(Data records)

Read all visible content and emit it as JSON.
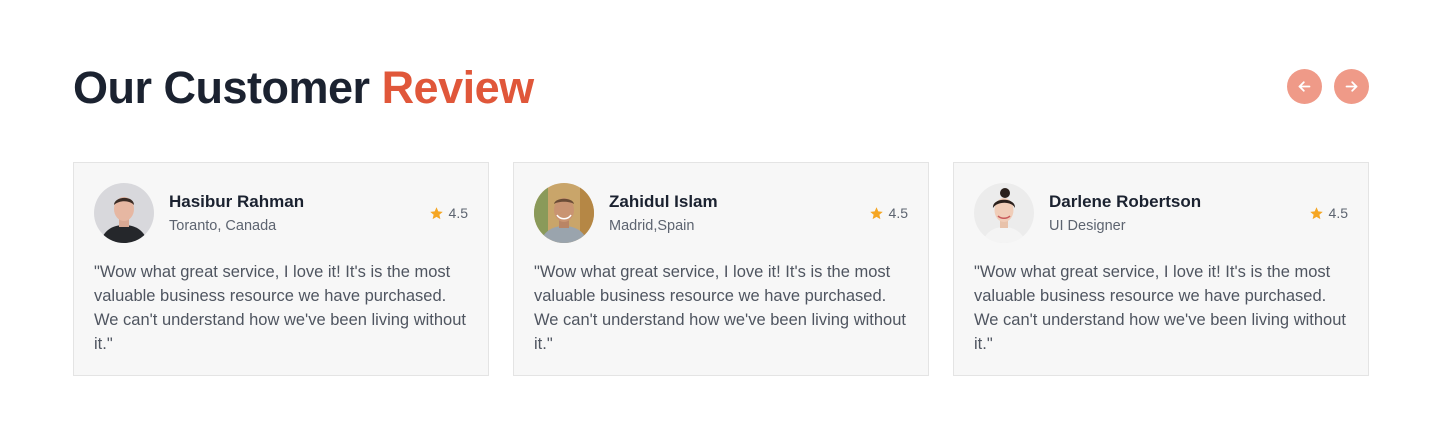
{
  "section": {
    "title_main": "Our Customer",
    "title_accent": "Review"
  },
  "colors": {
    "accent": "#e0573a",
    "nav_button": "#ef9a88",
    "star": "#f5a623",
    "card_bg": "#f7f7f7"
  },
  "nav": {
    "prev_icon": "arrow-left-icon",
    "next_icon": "arrow-right-icon"
  },
  "reviews": [
    {
      "name": "Hasibur Rahman",
      "location": "Toranto, Canada",
      "rating": "4.5",
      "text": "\"Wow what great service, I love it! It's is the most valuable business resource we have purchased. We can't understand how we've been living without it.\""
    },
    {
      "name": "Zahidul Islam",
      "location": "Madrid,Spain",
      "rating": "4.5",
      "text": "\"Wow what great service, I love it! It's is the most valuable business resource we have purchased. We can't understand how we've been living without it.\""
    },
    {
      "name": "Darlene Robertson",
      "location": "UI Designer",
      "rating": "4.5",
      "text": "\"Wow what great service, I love it! It's is the most valuable business resource we have purchased. We can't understand how we've been living without it.\""
    }
  ]
}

Aim of the exercise:
Retype everything in the material word for word, minus pictures.

Complete response:
Read all visible content and emit it as JSON.
{
  "section": {
    "title_main": "Our Customer",
    "title_accent": "Review"
  },
  "colors": {
    "accent": "#e0573a",
    "nav_button": "#ef9a88",
    "star": "#f5a623",
    "card_bg": "#f7f7f7"
  },
  "nav": {
    "prev_icon": "arrow-left-icon",
    "next_icon": "arrow-right-icon"
  },
  "reviews": [
    {
      "name": "Hasibur Rahman",
      "location": "Toranto, Canada",
      "rating": "4.5",
      "text": "\"Wow what great service, I love it! It's is the most valuable business resource we have purchased. We can't understand how we've been living without it.\""
    },
    {
      "name": "Zahidul Islam",
      "location": "Madrid,Spain",
      "rating": "4.5",
      "text": "\"Wow what great service, I love it! It's is the most valuable business resource we have purchased. We can't understand how we've been living without it.\""
    },
    {
      "name": "Darlene Robertson",
      "location": "UI Designer",
      "rating": "4.5",
      "text": "\"Wow what great service, I love it! It's is the most valuable business resource we have purchased. We can't understand how we've been living without it.\""
    }
  ]
}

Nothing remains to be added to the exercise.